▶ Your instructions
Single out each line with the word "letter" and copy it.
* Start *
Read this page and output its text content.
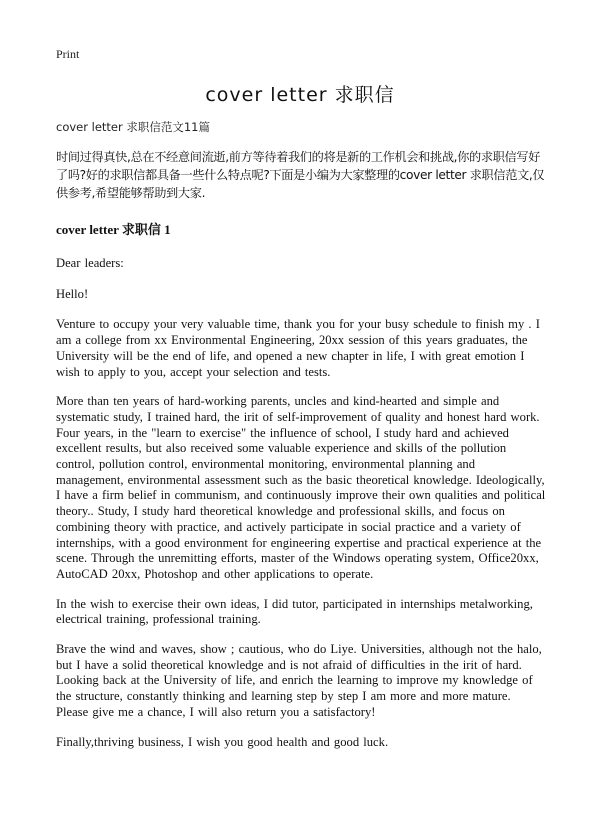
Print
cover letter 求职信

cover letter 求职信范文11篇

时间过得真快,总在不经意间流逝,前方等待着我们的将是新的工作机会和挑战,你的求职信写好了吗?好的求职信都具备一些什么特点呢?下面是小编为大家整理的cover letter 求职信范文,仅供参考,希望能够帮助到大家.

cover letter 求职信 1

Dear leaders:

Hello!

Venture to occupy your very valuable time, thank you for your busy schedule to finish my . I am a college from xx Environmental Engineering, 20xx session of this years graduates, the University will be the end of life, and opened a new chapter in life, I with great emotion I wish to apply to you, accept your selection and tests.

More than ten years of hard-working parents, uncles and kind-hearted and simple and systematic study, I trained hard, the irit of self-improvement of quality and honest hard work. Four years, in the "learn to exercise" the influence of school, I study hard and achieved excellent results, but also received some valuable experience and skills of the pollution control, pollution control, environmental monitoring, environmental planning and management, environmental assessment such as the basic theoretical knowledge. Ideologically, I have a firm belief in communism, and continuously improve their own qualities and political theory.. Study, I study hard theoretical knowledge and professional skills, and focus on combining theory with practice, and actively participate in social practice and a variety of internships, with a good environment for engineering expertise and practical experience at the scene. Through the unremitting efforts, master of the Windows operating system, Office20xx, AutoCAD 20xx, Photoshop and other applications to operate.

In the wish to exercise their own ideas, I did tutor, participated in internships metalworking, electrical training, professional training.

Brave the wind and waves, show ; cautious, who do Liye. Universities, although not the halo, but I have a solid theoretical knowledge and is not afraid of difficulties in the irit of hard. Looking back at the University of life, and enrich the learning to improve my knowledge of the structure, constantly thinking and learning step by step I am more and more mature. Please give me a chance, I will also return you a satisfactory!

Finally,thriving business, I wish you good health and good luck.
* End *
▶ Problem solution
cover letter 求职信
cover letter 求职信范文11篇
时间过得真快,总在不经意间流逝,前方等待着我们的将是新的工作机会和挑战,你的求职信写好了吗?好的求职信都具备一些什么特点呢?下面是小编为大家整理的cover letter 求职信范文,仅供参考,希望能够帮助到大家.
cover letter 求职信 1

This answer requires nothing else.